• What to produce: Decide whether each statement agrees with the Metro newspaper text below. For each, answer yes or no and quote the deciding words from the text. (a) Shirakawa pleaded guilty to five felonies and seven misdemeanors. (b) Metro was the first newspaper to publish Matt Groening's Life in Hell. (c) Dan Pulcrano founded the San Jose Downtown Association by himself.

• Document excerpt:

[Start of Attachment]

In 2012, Metro published a series of articles on Santa Clara County Board of Supervisors chair George Shirakawa, Jr., who had failed to file legally required campaign disclosure statements and had not turned in receipts for 175 taxpayer-underwritten meal charges. The disclosures resulted in an investigation by the Fair Political Practices Commission and the Santa Clara County District Attorney's office. Shirakawa pleaded guilty on March 1, 2013, to five felonies and seven misdemeanors and resigned his office. Assistant District Attorney Karyn Sinunu Towery credited Metros reports with prompting the criminal investigation at the press conference announcing the plea and resignation. The House Committee on Ethics investigated Rep. Mike Honda following revelations in Metro that contributors were receiving favors from the congressman's office.

==Notable alumni==
The newspaper has helped launch the careers of several notable writers, including British television journalist Louis Theroux, author Jonathan Vankin, author and educator Gordon Young (Journalist), Vietnamese-American author Andrew Pham, Obama administration education advisor Hal Plotkin, News Director of Vice News Michael Learmonth, and film producer Zack Stentz It also published the early writings of New York Times editorial board member Michelle Goldberg, as well as six-word memoirist Larry Smith and Dave Eggers before they became published authors. It was also one of the first newspapers to publish Matt Groening's Life in Hell long before he created The Simpsons.

==Community involvement==

In 1986, Metro executive editor Dan Pulcrano co-founded with Ray Rodriguez the San Jose Downtown Association and led the effort to start Music in the Park, a public music festival that was free in its early days and has staged performances by such groups as the Beach Boys, Maroon 5, Billy Preston, Cuco and Tower of Power.

[End of Attachment]

• Data shown:
[Start of Attachment]

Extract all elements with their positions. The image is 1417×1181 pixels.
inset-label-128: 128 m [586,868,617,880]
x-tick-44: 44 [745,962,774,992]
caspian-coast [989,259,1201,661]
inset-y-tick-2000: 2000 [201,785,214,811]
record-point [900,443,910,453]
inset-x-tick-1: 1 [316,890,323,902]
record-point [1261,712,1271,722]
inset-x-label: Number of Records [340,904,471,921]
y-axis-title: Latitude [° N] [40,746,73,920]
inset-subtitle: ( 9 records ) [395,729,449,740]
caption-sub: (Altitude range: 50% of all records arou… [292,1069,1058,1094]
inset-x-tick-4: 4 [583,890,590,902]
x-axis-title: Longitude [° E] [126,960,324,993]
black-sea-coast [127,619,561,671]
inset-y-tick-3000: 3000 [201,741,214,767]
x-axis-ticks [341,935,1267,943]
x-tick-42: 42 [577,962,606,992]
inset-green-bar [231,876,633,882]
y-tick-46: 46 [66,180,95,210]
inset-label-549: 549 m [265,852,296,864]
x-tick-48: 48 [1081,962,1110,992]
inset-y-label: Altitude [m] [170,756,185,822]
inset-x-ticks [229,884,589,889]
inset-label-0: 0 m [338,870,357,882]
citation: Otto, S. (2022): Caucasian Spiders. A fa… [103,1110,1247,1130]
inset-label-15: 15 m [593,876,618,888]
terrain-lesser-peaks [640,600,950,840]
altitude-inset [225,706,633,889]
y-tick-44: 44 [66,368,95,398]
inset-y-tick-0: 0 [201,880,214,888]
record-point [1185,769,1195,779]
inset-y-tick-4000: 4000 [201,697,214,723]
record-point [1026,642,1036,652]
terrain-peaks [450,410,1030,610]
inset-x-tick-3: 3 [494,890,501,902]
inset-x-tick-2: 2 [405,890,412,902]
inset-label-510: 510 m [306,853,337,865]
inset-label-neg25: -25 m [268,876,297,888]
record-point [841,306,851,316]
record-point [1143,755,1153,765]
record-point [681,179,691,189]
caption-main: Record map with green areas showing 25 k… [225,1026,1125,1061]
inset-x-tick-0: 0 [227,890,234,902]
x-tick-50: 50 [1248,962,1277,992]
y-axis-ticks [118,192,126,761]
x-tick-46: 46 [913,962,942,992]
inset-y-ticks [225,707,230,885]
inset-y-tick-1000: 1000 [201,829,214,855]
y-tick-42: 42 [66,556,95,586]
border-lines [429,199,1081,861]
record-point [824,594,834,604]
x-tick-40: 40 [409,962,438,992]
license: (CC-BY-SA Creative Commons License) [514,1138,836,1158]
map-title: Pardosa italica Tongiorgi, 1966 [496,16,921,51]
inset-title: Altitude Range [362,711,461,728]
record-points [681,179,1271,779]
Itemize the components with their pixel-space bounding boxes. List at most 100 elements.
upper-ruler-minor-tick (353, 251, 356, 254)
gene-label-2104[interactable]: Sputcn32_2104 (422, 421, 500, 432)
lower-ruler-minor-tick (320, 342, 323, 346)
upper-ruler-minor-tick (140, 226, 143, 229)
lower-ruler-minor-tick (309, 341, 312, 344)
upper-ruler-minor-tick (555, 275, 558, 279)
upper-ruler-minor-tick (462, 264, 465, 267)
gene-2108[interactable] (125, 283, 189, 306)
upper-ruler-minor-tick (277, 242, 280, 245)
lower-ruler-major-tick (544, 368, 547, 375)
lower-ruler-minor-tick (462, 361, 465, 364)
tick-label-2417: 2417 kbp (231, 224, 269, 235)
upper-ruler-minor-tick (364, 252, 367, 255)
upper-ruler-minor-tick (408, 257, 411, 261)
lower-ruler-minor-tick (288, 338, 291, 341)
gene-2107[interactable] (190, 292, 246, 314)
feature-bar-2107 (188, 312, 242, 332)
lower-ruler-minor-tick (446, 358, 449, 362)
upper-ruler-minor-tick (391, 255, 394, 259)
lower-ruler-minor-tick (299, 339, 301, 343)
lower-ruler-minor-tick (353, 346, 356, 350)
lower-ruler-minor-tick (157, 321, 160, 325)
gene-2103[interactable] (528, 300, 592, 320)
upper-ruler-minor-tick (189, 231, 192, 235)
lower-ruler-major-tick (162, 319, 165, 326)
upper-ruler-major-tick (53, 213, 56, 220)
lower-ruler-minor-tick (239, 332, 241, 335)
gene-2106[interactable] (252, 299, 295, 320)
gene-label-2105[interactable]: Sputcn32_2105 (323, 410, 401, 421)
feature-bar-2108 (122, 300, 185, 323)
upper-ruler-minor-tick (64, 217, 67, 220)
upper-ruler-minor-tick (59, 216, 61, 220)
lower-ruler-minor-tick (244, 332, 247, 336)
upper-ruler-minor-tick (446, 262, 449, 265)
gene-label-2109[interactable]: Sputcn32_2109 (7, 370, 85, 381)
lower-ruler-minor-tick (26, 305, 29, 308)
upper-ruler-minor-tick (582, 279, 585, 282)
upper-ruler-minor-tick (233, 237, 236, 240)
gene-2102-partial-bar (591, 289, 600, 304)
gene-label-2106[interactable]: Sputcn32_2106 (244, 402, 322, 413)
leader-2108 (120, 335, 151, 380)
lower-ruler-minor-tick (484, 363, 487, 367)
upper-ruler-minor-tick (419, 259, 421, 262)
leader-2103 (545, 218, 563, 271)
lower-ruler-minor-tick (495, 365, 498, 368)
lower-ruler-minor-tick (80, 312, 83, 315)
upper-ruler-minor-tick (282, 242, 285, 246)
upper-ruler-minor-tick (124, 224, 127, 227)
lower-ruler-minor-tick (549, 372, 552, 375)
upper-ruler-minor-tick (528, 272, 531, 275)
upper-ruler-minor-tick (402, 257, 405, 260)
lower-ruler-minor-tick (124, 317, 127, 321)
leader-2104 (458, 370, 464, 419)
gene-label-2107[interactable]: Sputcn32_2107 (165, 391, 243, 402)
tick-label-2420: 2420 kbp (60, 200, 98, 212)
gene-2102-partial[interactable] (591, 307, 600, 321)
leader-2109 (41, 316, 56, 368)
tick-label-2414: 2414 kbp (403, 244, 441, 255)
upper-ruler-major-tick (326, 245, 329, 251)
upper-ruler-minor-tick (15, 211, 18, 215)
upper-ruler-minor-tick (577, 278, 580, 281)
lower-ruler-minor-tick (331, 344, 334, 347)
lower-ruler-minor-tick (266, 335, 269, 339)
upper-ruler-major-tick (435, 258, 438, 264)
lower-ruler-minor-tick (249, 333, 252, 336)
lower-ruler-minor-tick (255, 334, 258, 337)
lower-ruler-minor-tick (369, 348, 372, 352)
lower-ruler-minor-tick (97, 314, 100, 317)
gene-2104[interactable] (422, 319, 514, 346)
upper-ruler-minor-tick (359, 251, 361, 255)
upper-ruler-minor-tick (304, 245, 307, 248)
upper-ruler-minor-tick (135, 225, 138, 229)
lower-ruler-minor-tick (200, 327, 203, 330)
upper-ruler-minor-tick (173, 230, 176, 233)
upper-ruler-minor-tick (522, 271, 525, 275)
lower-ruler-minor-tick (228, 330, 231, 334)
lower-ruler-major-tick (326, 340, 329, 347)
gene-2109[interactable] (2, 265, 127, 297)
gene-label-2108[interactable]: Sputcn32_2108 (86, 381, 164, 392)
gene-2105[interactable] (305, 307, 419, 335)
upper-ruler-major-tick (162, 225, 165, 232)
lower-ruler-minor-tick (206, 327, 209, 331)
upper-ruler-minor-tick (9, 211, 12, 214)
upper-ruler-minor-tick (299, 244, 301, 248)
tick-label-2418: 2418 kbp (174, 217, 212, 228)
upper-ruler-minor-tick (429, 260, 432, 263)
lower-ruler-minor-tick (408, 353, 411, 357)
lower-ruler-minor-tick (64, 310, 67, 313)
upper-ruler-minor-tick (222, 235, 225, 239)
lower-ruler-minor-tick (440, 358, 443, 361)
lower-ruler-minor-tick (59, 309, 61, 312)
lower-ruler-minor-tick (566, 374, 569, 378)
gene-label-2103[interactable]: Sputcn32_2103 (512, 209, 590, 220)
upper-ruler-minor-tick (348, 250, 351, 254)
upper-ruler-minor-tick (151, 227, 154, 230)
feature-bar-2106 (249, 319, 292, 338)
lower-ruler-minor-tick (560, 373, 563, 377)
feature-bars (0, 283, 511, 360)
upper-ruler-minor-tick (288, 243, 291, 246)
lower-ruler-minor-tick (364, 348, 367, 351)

[End of Attachment]

• Solution for this task:
(a) Yes: "Shirakawa pleaded guilty on March 1, 2013, to five felonies and seven misdemeanors"
(b) No: "one of the first newspapers to publish Matt Groening's Life in Hell"
(c) No: "co-founded with Ray Rodriguez the San Jose Downtown Association"